> **EXERCISE DETAILS**
Set down every record once more, exactly as given.

§

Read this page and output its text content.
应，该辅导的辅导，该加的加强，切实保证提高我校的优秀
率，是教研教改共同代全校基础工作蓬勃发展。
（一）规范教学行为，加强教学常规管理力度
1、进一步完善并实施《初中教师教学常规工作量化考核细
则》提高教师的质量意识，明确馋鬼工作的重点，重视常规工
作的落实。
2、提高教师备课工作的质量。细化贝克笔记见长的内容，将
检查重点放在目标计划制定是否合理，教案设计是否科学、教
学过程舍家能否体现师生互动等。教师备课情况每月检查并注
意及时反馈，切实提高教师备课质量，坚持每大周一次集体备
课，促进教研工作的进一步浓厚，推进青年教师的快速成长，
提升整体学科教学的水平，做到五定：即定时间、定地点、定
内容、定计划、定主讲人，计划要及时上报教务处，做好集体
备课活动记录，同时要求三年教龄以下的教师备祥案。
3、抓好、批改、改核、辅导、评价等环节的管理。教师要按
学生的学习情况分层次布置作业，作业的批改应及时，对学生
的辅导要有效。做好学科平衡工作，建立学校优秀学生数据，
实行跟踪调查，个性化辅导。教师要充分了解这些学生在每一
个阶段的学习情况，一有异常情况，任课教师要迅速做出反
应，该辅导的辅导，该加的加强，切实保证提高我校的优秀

§

> **RESULT OF THE EXERCISE**
Read this page and output its text content.
应，该辅导的辅导，该加的加强，切实保证提高我校的优秀
率，是教研教改共同代全校基础工作蓬勃发展。
（一）规范教学行为，加强教学常规管理力度
1、进一步完善并实施《初中教师教学常规工作量化考核细
则》提高教师的质量意识，明确馋鬼工作的重点，重视常规工
作的落实。
2、提高教师备课工作的质量。细化贝克笔记见长的内容，将
检查重点放在目标计划制定是否合理，教案设计是否科学、教
学过程舍家能否体现师生互动等。教师备课情况每月检查并注
意及时反馈，切实提高教师备课质量，坚持每大周一次集体备
课，促进教研工作的进一步浓厚，推进青年教师的快速成长，
提升整体学科教学的水平，做到五定：即定时间、定地点、定
内容、定计划、定主讲人，计划要及时上报教务处，做好集体
备课活动记录，同时要求三年教龄以下的教师备祥案。
3、抓好、批改、改核、辅导、评价等环节的管理。教师要按
学生的学习情况分层次布置作业，作业的批改应及时，对学生
的辅导要有效。做好学科平衡工作，建立学校优秀学生数据，
实行跟踪调查，个性化辅导。教师要充分了解这些学生在每一
个阶段的学习情况，一有异常情况，任课教师要迅速做出反
应，该辅导的辅导，该加的加强，切实保证提高我校的优秀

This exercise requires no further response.